• Raw data:
────────────────────────────────────────
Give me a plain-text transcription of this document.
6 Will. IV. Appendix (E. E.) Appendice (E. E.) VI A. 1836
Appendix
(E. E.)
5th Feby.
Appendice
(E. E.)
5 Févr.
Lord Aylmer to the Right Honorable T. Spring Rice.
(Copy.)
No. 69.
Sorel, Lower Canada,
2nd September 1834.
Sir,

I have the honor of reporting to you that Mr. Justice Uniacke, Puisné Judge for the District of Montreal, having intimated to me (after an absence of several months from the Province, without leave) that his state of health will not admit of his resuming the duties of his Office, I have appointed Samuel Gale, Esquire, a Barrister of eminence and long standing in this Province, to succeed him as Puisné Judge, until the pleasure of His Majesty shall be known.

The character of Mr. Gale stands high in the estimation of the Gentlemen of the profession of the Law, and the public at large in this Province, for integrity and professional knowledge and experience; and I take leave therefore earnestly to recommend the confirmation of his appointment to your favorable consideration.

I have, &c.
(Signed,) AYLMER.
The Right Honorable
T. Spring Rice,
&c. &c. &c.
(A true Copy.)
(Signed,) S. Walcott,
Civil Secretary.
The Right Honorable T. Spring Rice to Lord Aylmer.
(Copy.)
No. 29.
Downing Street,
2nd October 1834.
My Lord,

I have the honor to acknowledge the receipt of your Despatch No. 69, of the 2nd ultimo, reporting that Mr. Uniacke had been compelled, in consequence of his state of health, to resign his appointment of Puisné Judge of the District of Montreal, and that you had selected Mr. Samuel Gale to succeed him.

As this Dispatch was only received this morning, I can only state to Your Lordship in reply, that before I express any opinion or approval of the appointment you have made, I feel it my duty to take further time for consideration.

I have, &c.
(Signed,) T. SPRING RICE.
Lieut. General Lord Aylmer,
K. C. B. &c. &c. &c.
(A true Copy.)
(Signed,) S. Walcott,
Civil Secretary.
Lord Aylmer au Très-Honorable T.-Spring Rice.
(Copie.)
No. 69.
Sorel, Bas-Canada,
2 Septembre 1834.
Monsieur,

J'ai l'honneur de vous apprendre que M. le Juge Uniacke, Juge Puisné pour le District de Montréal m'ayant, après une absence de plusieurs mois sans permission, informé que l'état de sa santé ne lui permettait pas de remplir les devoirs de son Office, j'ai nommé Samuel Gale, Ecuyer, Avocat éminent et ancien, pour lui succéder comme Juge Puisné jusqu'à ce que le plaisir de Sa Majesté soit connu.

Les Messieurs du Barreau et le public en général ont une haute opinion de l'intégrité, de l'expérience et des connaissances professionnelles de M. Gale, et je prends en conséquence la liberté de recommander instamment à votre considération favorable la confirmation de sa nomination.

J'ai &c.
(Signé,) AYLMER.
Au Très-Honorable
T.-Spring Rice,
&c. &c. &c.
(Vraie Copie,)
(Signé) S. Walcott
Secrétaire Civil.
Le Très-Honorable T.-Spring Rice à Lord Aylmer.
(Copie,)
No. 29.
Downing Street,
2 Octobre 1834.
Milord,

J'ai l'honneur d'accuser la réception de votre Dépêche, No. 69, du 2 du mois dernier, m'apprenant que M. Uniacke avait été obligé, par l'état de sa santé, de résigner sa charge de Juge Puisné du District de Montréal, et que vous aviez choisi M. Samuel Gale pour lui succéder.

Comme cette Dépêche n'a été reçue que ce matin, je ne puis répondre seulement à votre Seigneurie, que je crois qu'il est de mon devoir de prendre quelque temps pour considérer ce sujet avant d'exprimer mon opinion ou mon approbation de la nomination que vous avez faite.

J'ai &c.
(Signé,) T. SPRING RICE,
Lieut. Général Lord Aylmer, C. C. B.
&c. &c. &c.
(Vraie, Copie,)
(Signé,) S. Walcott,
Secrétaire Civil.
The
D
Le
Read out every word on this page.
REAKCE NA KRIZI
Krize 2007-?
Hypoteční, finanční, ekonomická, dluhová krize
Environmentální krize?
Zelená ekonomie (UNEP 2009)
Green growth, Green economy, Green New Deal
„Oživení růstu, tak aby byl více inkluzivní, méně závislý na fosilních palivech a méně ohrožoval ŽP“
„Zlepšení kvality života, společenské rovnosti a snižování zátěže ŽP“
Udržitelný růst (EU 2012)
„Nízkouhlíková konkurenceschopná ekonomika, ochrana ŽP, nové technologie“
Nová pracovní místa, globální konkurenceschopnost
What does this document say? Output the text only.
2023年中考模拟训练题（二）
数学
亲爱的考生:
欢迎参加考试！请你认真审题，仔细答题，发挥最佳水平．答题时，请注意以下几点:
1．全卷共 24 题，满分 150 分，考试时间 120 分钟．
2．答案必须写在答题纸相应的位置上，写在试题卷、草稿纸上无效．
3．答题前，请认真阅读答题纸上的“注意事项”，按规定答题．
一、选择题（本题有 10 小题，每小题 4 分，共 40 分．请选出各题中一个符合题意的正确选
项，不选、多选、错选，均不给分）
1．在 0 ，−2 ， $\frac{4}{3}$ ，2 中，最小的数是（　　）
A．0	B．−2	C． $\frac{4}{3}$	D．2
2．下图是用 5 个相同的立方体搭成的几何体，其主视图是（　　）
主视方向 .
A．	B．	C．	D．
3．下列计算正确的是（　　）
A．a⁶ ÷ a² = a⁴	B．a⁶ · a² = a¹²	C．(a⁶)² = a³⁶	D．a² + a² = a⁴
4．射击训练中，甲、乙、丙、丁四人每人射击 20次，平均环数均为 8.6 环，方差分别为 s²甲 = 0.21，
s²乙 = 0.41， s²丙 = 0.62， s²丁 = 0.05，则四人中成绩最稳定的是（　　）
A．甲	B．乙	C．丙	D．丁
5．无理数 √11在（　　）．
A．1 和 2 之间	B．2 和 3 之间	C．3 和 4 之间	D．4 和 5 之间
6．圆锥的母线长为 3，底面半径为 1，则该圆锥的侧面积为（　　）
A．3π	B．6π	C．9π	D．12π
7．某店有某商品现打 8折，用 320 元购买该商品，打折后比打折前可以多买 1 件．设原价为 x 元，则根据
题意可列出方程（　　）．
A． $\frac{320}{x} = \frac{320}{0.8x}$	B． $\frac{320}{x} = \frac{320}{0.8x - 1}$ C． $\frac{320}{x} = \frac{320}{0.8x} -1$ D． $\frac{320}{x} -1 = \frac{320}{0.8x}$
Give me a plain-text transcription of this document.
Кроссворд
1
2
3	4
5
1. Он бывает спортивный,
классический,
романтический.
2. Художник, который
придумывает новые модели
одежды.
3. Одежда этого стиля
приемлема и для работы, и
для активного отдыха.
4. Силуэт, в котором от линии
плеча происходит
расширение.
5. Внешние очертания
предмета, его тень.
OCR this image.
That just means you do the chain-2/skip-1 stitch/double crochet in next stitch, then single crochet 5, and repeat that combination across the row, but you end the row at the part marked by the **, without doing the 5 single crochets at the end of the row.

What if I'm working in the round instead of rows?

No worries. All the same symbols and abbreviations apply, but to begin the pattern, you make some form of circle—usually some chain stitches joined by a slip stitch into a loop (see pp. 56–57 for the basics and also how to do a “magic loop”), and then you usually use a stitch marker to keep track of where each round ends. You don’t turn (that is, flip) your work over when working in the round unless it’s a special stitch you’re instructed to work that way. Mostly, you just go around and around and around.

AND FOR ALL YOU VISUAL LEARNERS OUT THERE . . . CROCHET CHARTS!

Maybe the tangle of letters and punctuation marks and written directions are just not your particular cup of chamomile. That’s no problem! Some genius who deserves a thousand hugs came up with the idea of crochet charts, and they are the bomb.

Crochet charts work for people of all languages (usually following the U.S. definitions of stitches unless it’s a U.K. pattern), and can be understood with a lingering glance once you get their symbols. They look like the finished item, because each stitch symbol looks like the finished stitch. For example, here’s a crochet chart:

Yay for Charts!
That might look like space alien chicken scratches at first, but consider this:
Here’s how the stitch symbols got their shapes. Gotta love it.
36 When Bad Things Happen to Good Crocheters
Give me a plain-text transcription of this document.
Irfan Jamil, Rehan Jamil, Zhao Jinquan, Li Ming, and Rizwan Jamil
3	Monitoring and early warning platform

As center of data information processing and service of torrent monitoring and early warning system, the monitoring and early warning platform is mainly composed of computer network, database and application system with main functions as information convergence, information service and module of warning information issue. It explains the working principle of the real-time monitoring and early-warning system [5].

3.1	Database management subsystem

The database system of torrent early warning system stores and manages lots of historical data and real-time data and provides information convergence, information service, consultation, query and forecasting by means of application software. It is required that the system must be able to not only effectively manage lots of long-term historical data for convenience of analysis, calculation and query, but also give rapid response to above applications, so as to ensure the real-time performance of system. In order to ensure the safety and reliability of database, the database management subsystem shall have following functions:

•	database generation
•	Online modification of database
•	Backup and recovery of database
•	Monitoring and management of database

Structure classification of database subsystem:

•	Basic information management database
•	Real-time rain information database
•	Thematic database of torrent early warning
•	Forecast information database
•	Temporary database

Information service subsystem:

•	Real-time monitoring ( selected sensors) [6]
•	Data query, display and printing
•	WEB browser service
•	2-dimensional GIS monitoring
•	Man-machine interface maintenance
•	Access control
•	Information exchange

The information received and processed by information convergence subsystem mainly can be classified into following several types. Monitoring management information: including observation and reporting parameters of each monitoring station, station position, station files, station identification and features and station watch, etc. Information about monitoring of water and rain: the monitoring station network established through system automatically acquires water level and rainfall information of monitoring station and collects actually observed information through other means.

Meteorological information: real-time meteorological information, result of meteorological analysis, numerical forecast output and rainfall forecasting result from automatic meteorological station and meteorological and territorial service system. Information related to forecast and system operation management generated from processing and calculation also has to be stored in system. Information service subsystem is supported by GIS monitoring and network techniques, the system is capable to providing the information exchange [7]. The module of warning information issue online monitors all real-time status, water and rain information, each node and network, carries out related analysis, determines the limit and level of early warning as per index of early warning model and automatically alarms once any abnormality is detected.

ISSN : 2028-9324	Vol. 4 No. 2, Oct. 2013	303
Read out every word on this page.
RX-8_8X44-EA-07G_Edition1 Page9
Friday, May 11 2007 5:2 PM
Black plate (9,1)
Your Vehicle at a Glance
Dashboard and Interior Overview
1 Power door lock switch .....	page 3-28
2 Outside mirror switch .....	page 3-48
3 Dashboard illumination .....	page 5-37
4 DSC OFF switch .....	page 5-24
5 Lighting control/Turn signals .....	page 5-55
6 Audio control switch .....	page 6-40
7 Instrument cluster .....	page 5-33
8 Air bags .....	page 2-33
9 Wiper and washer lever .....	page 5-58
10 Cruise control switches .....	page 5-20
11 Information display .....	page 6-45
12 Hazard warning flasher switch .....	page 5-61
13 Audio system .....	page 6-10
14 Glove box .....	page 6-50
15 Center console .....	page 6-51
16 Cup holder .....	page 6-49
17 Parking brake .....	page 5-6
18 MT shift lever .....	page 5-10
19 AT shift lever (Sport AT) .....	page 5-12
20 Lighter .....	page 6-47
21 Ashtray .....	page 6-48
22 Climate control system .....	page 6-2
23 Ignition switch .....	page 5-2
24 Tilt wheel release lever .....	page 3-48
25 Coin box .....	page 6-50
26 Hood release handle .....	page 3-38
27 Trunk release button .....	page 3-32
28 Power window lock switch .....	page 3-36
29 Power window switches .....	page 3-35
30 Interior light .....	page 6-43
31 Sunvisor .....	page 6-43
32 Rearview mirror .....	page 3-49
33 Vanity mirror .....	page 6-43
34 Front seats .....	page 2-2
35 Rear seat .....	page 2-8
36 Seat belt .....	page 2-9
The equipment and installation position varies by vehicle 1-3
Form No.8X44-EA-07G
────────────────────────────────────────
In the lines above, find each one with "Walcott" and list it.

• Task solution:
(Signed,) S. Walcott,
(Signed,) S. Walcott,
(Signé) S. Walcott
(Signé,) S. Walcott,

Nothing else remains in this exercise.